begin RECORD SET
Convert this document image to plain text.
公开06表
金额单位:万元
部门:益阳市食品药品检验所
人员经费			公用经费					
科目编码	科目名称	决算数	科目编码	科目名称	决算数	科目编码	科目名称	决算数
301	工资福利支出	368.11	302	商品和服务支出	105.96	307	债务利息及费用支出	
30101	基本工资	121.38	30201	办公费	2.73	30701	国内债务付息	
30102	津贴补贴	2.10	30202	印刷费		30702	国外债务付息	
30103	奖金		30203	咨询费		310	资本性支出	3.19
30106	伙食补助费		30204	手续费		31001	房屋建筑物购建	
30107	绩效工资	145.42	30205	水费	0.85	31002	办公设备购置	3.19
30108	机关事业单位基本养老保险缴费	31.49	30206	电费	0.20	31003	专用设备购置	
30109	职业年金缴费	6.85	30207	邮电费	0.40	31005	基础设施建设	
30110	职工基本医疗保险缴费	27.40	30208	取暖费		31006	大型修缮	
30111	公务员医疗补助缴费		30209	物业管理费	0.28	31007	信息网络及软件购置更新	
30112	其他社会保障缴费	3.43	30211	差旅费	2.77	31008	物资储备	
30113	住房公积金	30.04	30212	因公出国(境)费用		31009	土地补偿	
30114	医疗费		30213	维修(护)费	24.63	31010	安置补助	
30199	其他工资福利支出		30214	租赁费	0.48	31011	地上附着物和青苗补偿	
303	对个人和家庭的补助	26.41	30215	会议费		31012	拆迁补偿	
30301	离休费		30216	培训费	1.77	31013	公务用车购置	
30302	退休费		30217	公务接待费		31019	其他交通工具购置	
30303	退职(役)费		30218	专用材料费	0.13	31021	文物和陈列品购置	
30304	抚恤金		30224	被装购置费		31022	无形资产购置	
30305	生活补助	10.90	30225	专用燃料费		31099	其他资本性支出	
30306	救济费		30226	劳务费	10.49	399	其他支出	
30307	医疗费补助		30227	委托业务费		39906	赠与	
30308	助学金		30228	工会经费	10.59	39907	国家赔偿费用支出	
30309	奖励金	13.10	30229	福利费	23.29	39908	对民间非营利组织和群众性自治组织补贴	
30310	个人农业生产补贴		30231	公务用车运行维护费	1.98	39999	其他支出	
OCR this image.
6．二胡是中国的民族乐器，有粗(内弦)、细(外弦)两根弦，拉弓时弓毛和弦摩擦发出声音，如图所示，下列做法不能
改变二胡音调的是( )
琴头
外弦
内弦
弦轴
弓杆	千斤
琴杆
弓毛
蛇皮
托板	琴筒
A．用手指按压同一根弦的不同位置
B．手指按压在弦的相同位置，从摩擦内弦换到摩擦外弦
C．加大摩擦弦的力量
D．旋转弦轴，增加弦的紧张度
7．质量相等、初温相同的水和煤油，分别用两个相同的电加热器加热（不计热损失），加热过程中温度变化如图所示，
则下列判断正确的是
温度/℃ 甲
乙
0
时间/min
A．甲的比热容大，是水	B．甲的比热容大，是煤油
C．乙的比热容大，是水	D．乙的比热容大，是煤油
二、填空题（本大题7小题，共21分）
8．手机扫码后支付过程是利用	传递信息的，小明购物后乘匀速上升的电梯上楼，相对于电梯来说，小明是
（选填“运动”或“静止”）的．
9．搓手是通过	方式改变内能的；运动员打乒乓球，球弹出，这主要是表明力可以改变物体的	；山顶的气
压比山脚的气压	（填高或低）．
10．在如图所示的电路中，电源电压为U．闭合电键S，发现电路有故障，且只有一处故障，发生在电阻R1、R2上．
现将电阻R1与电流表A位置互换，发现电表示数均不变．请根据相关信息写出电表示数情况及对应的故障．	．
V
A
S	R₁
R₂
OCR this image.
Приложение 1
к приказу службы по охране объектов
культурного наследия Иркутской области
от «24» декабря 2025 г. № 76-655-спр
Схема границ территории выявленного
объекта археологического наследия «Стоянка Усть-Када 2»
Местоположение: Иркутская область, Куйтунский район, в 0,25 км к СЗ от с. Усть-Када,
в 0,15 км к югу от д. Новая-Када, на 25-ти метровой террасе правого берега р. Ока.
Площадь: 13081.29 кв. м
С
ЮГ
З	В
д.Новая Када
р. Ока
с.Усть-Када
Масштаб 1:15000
end RECORD SET
*WORK INSTRUCTIONS:* Extract the full listing above without altering anything.

*ANSWER FOR THE TASK:*
Convert this document image to plain text.
公开06表
金额单位:万元
部门:益阳市食品药品检验所
人员经费			公用经费					
科目编码	科目名称	决算数	科目编码	科目名称	决算数	科目编码	科目名称	决算数
301	工资福利支出	368.11	302	商品和服务支出	105.96	307	债务利息及费用支出	
30101	基本工资	121.38	30201	办公费	2.73	30701	国内债务付息	
30102	津贴补贴	2.10	30202	印刷费		30702	国外债务付息	
30103	奖金		30203	咨询费		310	资本性支出	3.19
30106	伙食补助费		30204	手续费		31001	房屋建筑物购建	
30107	绩效工资	145.42	30205	水费	0.85	31002	办公设备购置	3.19
30108	机关事业单位基本养老保险缴费	31.49	30206	电费	0.20	31003	专用设备购置	
30109	职业年金缴费	6.85	30207	邮电费	0.40	31005	基础设施建设	
30110	职工基本医疗保险缴费	27.40	30208	取暖费		31006	大型修缮	
30111	公务员医疗补助缴费		30209	物业管理费	0.28	31007	信息网络及软件购置更新	
30112	其他社会保障缴费	3.43	30211	差旅费	2.77	31008	物资储备	
30113	住房公积金	30.04	30212	因公出国(境)费用		31009	土地补偿	
30114	医疗费		30213	维修(护)费	24.63	31010	安置补助	
30199	其他工资福利支出		30214	租赁费	0.48	31011	地上附着物和青苗补偿	
303	对个人和家庭的补助	26.41	30215	会议费		31012	拆迁补偿	
30301	离休费		30216	培训费	1.77	31013	公务用车购置	
30302	退休费		30217	公务接待费		31019	其他交通工具购置	
30303	退职(役)费		30218	专用材料费	0.13	31021	文物和陈列品购置	
30304	抚恤金		30224	被装购置费		31022	无形资产购置	
30305	生活补助	10.90	30225	专用燃料费		31099	其他资本性支出	
30306	救济费		30226	劳务费	10.49	399	其他支出	
30307	医疗费补助		30227	委托业务费		39906	赠与	
30308	助学金		30228	工会经费	10.59	39907	国家赔偿费用支出	
30309	奖励金	13.10	30229	福利费	23.29	39908	对民间非营利组织和群众性自治组织补贴	
30310	个人农业生产补贴		30231	公务用车运行维护费	1.98	39999	其他支出	
OCR this image.
6．二胡是中国的民族乐器，有粗(内弦)、细(外弦)两根弦，拉弓时弓毛和弦摩擦发出声音，如图所示，下列做法不能
改变二胡音调的是( )
琴头
外弦
内弦
弦轴
弓杆	千斤
琴杆
弓毛
蛇皮
托板	琴筒
A．用手指按压同一根弦的不同位置
B．手指按压在弦的相同位置，从摩擦内弦换到摩擦外弦
C．加大摩擦弦的力量
D．旋转弦轴，增加弦的紧张度
7．质量相等、初温相同的水和煤油，分别用两个相同的电加热器加热（不计热损失），加热过程中温度变化如图所示，
则下列判断正确的是
温度/℃ 甲
乙
0
时间/min
A．甲的比热容大，是水	B．甲的比热容大，是煤油
C．乙的比热容大，是水	D．乙的比热容大，是煤油
二、填空题（本大题7小题，共21分）
8．手机扫码后支付过程是利用	传递信息的，小明购物后乘匀速上升的电梯上楼，相对于电梯来说，小明是
（选填“运动”或“静止”）的．
9．搓手是通过	方式改变内能的；运动员打乒乓球，球弹出，这主要是表明力可以改变物体的	；山顶的气
压比山脚的气压	（填高或低）．
10．在如图所示的电路中，电源电压为U．闭合电键S，发现电路有故障，且只有一处故障，发生在电阻R1、R2上．
现将电阻R1与电流表A位置互换，发现电表示数均不变．请根据相关信息写出电表示数情况及对应的故障．	．
V
A
S	R₁
R₂
OCR this image.
Приложение 1
к приказу службы по охране объектов
культурного наследия Иркутской области
от «24» декабря 2025 г. № 76-655-спр
Схема границ территории выявленного
объекта археологического наследия «Стоянка Усть-Када 2»
Местоположение: Иркутская область, Куйтунский район, в 0,25 км к СЗ от с. Усть-Када,
в 0,15 км к югу от д. Новая-Када, на 25-ти метровой террасе правого берега р. Ока.
Площадь: 13081.29 кв. м
С
ЮГ
З	В
д.Новая Када
р. Ока
с.Усть-Када
Масштаб 1:15000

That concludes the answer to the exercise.